** TASK DIRECTIONS **
Make an exact copy of the listing below.

##### RECORDS PROVIDED

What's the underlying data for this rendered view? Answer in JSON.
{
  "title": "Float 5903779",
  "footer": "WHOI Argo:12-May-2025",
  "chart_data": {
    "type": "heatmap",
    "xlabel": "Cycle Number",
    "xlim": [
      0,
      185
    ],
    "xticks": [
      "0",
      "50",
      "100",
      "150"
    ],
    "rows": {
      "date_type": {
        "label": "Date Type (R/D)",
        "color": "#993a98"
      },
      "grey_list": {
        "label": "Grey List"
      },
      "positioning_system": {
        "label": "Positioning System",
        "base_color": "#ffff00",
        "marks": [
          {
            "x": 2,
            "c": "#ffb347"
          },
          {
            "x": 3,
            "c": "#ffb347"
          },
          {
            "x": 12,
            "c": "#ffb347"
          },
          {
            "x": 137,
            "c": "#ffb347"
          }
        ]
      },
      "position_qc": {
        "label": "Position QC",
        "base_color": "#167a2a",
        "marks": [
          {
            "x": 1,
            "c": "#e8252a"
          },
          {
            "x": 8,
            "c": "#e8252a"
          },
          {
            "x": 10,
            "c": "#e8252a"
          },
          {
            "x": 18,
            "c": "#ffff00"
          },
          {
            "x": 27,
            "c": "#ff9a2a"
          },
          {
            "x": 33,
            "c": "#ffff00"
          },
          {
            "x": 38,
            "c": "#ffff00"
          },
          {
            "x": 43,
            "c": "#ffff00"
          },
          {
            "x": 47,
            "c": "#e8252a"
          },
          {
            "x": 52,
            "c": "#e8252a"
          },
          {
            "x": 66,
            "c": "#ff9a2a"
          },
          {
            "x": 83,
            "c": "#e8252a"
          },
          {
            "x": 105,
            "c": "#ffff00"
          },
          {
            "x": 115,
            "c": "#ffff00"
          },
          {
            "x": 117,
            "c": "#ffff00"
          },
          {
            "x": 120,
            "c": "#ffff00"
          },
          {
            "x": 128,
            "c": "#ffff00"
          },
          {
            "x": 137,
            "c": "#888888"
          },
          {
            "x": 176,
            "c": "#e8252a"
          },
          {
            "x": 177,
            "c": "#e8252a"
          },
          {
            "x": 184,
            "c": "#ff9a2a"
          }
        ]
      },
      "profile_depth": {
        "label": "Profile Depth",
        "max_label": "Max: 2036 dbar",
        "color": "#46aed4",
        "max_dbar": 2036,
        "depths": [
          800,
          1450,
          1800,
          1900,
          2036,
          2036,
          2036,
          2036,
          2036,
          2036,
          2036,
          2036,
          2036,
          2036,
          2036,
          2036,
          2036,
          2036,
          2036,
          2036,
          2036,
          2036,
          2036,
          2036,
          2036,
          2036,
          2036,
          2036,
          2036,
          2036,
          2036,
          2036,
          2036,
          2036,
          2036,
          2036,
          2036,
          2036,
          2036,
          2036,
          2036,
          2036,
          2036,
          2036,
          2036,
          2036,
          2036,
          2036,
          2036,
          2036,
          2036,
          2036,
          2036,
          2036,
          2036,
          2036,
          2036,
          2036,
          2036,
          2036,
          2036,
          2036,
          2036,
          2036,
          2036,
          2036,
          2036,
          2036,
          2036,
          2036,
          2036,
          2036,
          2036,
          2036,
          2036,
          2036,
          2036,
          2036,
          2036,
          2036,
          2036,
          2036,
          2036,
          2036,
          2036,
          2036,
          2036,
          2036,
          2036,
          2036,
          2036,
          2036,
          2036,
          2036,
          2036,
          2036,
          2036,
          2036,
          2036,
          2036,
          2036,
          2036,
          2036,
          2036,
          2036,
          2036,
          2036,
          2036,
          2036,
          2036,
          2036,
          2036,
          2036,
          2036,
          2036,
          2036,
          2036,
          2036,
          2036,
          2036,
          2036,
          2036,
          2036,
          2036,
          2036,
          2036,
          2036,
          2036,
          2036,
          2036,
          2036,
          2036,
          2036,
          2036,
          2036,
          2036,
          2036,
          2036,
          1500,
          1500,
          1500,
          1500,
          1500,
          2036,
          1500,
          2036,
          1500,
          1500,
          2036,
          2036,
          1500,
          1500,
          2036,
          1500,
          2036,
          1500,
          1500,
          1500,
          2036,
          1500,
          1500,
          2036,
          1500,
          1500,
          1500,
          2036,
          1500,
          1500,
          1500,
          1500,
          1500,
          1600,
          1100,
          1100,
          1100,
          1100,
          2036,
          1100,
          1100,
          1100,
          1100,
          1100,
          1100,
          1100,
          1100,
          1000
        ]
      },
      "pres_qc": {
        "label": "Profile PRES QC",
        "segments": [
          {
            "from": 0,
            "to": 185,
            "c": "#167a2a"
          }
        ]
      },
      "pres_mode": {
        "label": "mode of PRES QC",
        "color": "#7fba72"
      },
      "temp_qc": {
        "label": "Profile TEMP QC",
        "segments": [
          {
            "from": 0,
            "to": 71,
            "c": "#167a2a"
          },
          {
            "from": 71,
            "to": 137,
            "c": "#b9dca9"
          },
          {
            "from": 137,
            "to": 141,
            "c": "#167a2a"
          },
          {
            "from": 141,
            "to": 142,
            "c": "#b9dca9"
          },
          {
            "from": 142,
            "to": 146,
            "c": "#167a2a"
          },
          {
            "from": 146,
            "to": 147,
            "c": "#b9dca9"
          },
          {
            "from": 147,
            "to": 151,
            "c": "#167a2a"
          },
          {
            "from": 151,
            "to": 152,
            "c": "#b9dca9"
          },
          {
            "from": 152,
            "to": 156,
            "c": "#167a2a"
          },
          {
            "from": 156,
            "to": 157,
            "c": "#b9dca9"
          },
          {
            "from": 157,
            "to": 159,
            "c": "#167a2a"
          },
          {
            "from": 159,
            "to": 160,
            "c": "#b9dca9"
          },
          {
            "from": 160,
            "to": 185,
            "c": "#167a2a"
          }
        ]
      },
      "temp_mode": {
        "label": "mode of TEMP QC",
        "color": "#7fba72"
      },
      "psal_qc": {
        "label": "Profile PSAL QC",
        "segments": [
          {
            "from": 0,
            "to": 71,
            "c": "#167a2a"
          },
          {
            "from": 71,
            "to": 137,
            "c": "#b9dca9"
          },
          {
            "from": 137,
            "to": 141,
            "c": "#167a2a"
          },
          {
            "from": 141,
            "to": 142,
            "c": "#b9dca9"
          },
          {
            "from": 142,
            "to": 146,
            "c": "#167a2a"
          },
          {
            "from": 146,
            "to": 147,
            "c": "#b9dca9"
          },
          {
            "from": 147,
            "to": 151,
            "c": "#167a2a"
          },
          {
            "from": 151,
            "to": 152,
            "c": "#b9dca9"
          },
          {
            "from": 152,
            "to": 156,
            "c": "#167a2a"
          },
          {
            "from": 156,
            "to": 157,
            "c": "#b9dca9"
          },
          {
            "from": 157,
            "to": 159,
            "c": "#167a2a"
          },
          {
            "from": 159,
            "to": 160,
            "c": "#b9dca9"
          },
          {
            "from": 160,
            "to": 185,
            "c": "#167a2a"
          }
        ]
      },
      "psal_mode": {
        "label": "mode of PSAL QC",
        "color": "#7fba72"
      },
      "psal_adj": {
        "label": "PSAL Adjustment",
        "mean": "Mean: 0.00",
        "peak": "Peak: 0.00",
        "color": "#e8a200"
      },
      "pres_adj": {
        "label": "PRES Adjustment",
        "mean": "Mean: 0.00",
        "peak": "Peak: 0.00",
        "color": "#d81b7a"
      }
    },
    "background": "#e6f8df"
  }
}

##########

** RESULT OF THE EXERCISE **
What's the underlying data for this rendered view? Answer in JSON.
{
  "title": "Float 5903779",
  "footer": "WHOI Argo:12-May-2025",
  "chart_data": {
    "type": "heatmap",
    "xlabel": "Cycle Number",
    "xlim": [
      0,
      185
    ],
    "xticks": [
      "0",
      "50",
      "100",
      "150"
    ],
    "rows": {
      "date_type": {
        "label": "Date Type (R/D)",
        "color": "#993a98"
      },
      "grey_list": {
        "label": "Grey List"
      },
      "positioning_system": {
        "label": "Positioning System",
        "base_color": "#ffff00",
        "marks": [
          {
            "x": 2,
            "c": "#ffb347"
          },
          {
            "x": 3,
            "c": "#ffb347"
          },
          {
            "x": 12,
            "c": "#ffb347"
          },
          {
            "x": 137,
            "c": "#ffb347"
          }
        ]
      },
      "position_qc": {
        "label": "Position QC",
        "base_color": "#167a2a",
        "marks": [
          {
            "x": 1,
            "c": "#e8252a"
          },
          {
            "x": 8,
            "c": "#e8252a"
          },
          {
            "x": 10,
            "c": "#e8252a"
          },
          {
            "x": 18,
            "c": "#ffff00"
          },
          {
            "x": 27,
            "c": "#ff9a2a"
          },
          {
            "x": 33,
            "c": "#ffff00"
          },
          {
            "x": 38,
            "c": "#ffff00"
          },
          {
            "x": 43,
            "c": "#ffff00"
          },
          {
            "x": 47,
            "c": "#e8252a"
          },
          {
            "x": 52,
            "c": "#e8252a"
          },
          {
            "x": 66,
            "c": "#ff9a2a"
          },
          {
            "x": 83,
            "c": "#e8252a"
          },
          {
            "x": 105,
            "c": "#ffff00"
          },
          {
            "x": 115,
            "c": "#ffff00"
          },
          {
            "x": 117,
            "c": "#ffff00"
          },
          {
            "x": 120,
            "c": "#ffff00"
          },
          {
            "x": 128,
            "c": "#ffff00"
          },
          {
            "x": 137,
            "c": "#888888"
          },
          {
            "x": 176,
            "c": "#e8252a"
          },
          {
            "x": 177,
            "c": "#e8252a"
          },
          {
            "x": 184,
            "c": "#ff9a2a"
          }
        ]
      },
      "profile_depth": {
        "label": "Profile Depth",
        "max_label": "Max: 2036 dbar",
        "color": "#46aed4",
        "max_dbar": 2036,
        "depths": [
          800,
          1450,
          1800,
          1900,
          2036,
          2036,
          2036,
          2036,
          2036,
          2036,
          2036,
          2036,
          2036,
          2036,
          2036,
          2036,
          2036,
          2036,
          2036,
          2036,
          2036,
          2036,
          2036,
          2036,
          2036,
          2036,
          2036,
          2036,
          2036,
          2036,
          2036,
          2036,
          2036,
          2036,
          2036,
          2036,
          2036,
          2036,
          2036,
          2036,
          2036,
          2036,
          2036,
          2036,
          2036,
          2036,
          2036,
          2036,
          2036,
          2036,
          2036,
          2036,
          2036,
          2036,
          2036,
          2036,
          2036,
          2036,
          2036,
          2036,
          2036,
          2036,
          2036,
          2036,
          2036,
          2036,
          2036,
          2036,
          2036,
          2036,
          2036,
          2036,
          2036,
          2036,
          2036,
          2036,
          2036,
          2036,
          2036,
          2036,
          2036,
          2036,
          2036,
          2036,
          2036,
          2036,
          2036,
          2036,
          2036,
          2036,
          2036,
          2036,
          2036,
          2036,
          2036,
          2036,
          2036,
          2036,
          2036,
          2036,
          2036,
          2036,
          2036,
          2036,
          2036,
          2036,
          2036,
          2036,
          2036,
          2036,
          2036,
          2036,
          2036,
          2036,
          2036,
          2036,
          2036,
          2036,
          2036,
          2036,
          2036,
          2036,
          2036,
          2036,
          2036,
          2036,
          2036,
          2036,
          2036,
          2036,
          2036,
          2036,
          2036,
          2036,
          2036,
          2036,
          2036,
          2036,
          1500,
          1500,
          1500,
          1500,
          1500,
          2036,
          1500,
          2036,
          1500,
          1500,
          2036,
          2036,
          1500,
          1500,
          2036,
          1500,
          2036,
          1500,
          1500,
          1500,
          2036,
          1500,
          1500,
          2036,
          1500,
          1500,
          1500,
          2036,
          1500,
          1500,
          1500,
          1500,
          1500,
          1600,
          1100,
          1100,
          1100,
          1100,
          2036,
          1100,
          1100,
          1100,
          1100,
          1100,
          1100,
          1100,
          1100,
          1000
        ]
      },
      "pres_qc": {
        "label": "Profile PRES QC",
        "segments": [
          {
            "from": 0,
            "to": 185,
            "c": "#167a2a"
          }
        ]
      },
      "pres_mode": {
        "label": "mode of PRES QC",
        "color": "#7fba72"
      },
      "temp_qc": {
        "label": "Profile TEMP QC",
        "segments": [
          {
            "from": 0,
            "to": 71,
            "c": "#167a2a"
          },
          {
            "from": 71,
            "to": 137,
            "c": "#b9dca9"
          },
          {
            "from": 137,
            "to": 141,
            "c": "#167a2a"
          },
          {
            "from": 141,
            "to": 142,
            "c": "#b9dca9"
          },
          {
            "from": 142,
            "to": 146,
            "c": "#167a2a"
          },
          {
            "from": 146,
            "to": 147,
            "c": "#b9dca9"
          },
          {
            "from": 147,
            "to": 151,
            "c": "#167a2a"
          },
          {
            "from": 151,
            "to": 152,
            "c": "#b9dca9"
          },
          {
            "from": 152,
            "to": 156,
            "c": "#167a2a"
          },
          {
            "from": 156,
            "to": 157,
            "c": "#b9dca9"
          },
          {
            "from": 157,
            "to": 159,
            "c": "#167a2a"
          },
          {
            "from": 159,
            "to": 160,
            "c": "#b9dca9"
          },
          {
            "from": 160,
            "to": 185,
            "c": "#167a2a"
          }
        ]
      },
      "temp_mode": {
        "label": "mode of TEMP QC",
        "color": "#7fba72"
      },
      "psal_qc": {
        "label": "Profile PSAL QC",
        "segments": [
          {
            "from": 0,
            "to": 71,
            "c": "#167a2a"
          },
          {
            "from": 71,
            "to": 137,
            "c": "#b9dca9"
          },
          {
            "from": 137,
            "to": 141,
            "c": "#167a2a"
          },
          {
            "from": 141,
            "to": 142,
            "c": "#b9dca9"
          },
          {
            "from": 142,
            "to": 146,
            "c": "#167a2a"
          },
          {
            "from": 146,
            "to": 147,
            "c": "#b9dca9"
          },
          {
            "from": 147,
            "to": 151,
            "c": "#167a2a"
          },
          {
            "from": 151,
            "to": 152,
            "c": "#b9dca9"
          },
          {
            "from": 152,
            "to": 156,
            "c": "#167a2a"
          },
          {
            "from": 156,
            "to": 157,
            "c": "#b9dca9"
          },
          {
            "from": 157,
            "to": 159,
            "c": "#167a2a"
          },
          {
            "from": 159,
            "to": 160,
            "c": "#b9dca9"
          },
          {
            "from": 160,
            "to": 185,
            "c": "#167a2a"
          }
        ]
      },
      "psal_mode": {
        "label": "mode of PSAL QC",
        "color": "#7fba72"
      },
      "psal_adj": {
        "label": "PSAL Adjustment",
        "mean": "Mean: 0.00",
        "peak": "Peak: 0.00",
        "color": "#e8a200"
      },
      "pres_adj": {
        "label": "PRES Adjustment",
        "mean": "Mean: 0.00",
        "peak": "Peak: 0.00",
        "color": "#d81b7a"
      }
    },
    "background": "#e6f8df"
  }
}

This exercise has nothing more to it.